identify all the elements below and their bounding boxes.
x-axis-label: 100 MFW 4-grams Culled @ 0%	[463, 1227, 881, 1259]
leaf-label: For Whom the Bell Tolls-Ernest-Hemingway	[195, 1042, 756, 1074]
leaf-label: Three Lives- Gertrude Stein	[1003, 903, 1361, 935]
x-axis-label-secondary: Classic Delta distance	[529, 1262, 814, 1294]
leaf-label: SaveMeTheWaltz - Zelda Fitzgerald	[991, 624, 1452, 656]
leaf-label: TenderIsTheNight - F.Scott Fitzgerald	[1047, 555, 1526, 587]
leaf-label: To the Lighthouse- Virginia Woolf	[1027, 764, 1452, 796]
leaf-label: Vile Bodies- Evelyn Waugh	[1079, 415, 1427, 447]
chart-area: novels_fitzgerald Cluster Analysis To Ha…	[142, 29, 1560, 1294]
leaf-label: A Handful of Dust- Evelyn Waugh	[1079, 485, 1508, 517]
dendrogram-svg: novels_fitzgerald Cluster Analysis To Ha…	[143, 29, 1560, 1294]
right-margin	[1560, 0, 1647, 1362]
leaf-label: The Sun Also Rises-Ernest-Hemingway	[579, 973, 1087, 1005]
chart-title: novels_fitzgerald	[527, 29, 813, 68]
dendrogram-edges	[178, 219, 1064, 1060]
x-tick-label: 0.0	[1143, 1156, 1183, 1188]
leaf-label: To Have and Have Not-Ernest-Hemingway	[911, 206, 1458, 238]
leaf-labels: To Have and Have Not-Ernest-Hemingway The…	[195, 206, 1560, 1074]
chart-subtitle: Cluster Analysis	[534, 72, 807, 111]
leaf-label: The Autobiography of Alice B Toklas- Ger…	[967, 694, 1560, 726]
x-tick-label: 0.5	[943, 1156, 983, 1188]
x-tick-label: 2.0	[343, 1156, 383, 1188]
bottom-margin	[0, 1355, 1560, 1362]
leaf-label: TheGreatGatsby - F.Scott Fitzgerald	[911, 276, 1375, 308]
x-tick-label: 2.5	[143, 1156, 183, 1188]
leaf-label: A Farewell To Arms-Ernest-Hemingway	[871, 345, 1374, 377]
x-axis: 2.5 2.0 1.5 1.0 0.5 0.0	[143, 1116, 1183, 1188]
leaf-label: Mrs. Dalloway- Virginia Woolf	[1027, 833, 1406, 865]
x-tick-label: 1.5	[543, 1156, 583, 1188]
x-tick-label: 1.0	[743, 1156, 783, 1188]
++++++++++++++++++++
• **Problem details**:
Copy every line above, leaving each one unchanged.

• **Solution for this task**:
identify all the elements below and their bounding boxes.
x-axis-label: 100 MFW 4-grams Culled @ 0%	[463, 1227, 881, 1259]
leaf-label: For Whom the Bell Tolls-Ernest-Hemingway	[195, 1042, 756, 1074]
leaf-label: Three Lives- Gertrude Stein	[1003, 903, 1361, 935]
x-axis-label-secondary: Classic Delta distance	[529, 1262, 814, 1294]
leaf-label: SaveMeTheWaltz - Zelda Fitzgerald	[991, 624, 1452, 656]
leaf-label: TenderIsTheNight - F.Scott Fitzgerald	[1047, 555, 1526, 587]
leaf-label: To the Lighthouse- Virginia Woolf	[1027, 764, 1452, 796]
leaf-label: Vile Bodies- Evelyn Waugh	[1079, 415, 1427, 447]
chart-area: novels_fitzgerald Cluster Analysis To Ha…	[142, 29, 1560, 1294]
leaf-label: A Handful of Dust- Evelyn Waugh	[1079, 485, 1508, 517]
dendrogram-svg: novels_fitzgerald Cluster Analysis To Ha…	[143, 29, 1560, 1294]
right-margin	[1560, 0, 1647, 1362]
leaf-label: The Sun Also Rises-Ernest-Hemingway	[579, 973, 1087, 1005]
chart-title: novels_fitzgerald	[527, 29, 813, 68]
dendrogram-edges	[178, 219, 1064, 1060]
x-tick-label: 0.0	[1143, 1156, 1183, 1188]
leaf-label: To Have and Have Not-Ernest-Hemingway	[911, 206, 1458, 238]
leaf-labels: To Have and Have Not-Ernest-Hemingway The…	[195, 206, 1560, 1074]
chart-subtitle: Cluster Analysis	[534, 72, 807, 111]
leaf-label: The Autobiography of Alice B Toklas- Ger…	[967, 694, 1560, 726]
x-tick-label: 0.5	[943, 1156, 983, 1188]
x-tick-label: 2.0	[343, 1156, 383, 1188]
bottom-margin	[0, 1355, 1560, 1362]
leaf-label: TheGreatGatsby - F.Scott Fitzgerald	[911, 276, 1375, 308]
x-tick-label: 2.5	[143, 1156, 183, 1188]
leaf-label: A Farewell To Arms-Ernest-Hemingway	[871, 345, 1374, 377]
x-axis: 2.5 2.0 1.5 1.0 0.5 0.0	[143, 1116, 1183, 1188]
leaf-label: Mrs. Dalloway- Virginia Woolf	[1027, 833, 1406, 865]
x-tick-label: 1.5	[543, 1156, 583, 1188]
x-tick-label: 1.0	[743, 1156, 783, 1188]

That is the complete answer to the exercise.